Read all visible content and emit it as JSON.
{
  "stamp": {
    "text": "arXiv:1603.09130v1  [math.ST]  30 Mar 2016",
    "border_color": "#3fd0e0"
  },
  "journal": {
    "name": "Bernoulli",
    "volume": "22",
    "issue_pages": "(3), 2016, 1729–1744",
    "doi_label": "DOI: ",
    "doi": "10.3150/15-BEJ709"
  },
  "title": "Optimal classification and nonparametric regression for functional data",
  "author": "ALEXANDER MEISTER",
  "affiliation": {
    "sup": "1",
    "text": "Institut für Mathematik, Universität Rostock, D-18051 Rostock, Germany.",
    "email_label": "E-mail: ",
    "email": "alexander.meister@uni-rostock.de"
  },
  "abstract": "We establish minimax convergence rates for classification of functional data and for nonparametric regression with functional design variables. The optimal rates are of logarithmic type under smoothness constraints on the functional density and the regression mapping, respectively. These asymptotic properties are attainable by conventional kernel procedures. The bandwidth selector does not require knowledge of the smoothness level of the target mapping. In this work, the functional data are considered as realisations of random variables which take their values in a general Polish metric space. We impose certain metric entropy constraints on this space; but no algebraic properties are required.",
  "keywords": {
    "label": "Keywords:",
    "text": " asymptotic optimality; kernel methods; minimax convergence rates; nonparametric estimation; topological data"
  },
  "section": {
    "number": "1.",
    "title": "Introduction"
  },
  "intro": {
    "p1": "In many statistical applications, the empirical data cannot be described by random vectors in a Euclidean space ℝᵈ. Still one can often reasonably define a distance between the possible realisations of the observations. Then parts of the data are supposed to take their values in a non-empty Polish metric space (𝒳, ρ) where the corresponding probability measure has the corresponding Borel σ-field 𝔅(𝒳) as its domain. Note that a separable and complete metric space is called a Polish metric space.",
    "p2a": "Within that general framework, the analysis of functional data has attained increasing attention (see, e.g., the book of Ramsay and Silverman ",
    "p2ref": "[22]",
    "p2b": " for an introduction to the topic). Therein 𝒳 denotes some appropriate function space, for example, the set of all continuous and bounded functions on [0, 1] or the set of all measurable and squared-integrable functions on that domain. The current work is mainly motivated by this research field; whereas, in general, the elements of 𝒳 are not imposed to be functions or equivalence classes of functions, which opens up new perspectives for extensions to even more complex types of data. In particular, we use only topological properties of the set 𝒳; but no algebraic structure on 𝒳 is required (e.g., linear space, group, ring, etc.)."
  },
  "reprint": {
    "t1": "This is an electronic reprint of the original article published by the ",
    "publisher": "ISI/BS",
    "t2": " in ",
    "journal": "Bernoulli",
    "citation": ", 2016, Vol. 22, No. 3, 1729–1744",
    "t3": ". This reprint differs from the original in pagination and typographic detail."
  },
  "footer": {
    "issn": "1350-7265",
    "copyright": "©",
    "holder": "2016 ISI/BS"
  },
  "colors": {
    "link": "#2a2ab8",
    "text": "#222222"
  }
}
□ □ □
| PROBLEM STATEMENT |
Go through the listing above and report how many of its lines contain the word "title", with only the number as output.

| RESPONSE |
2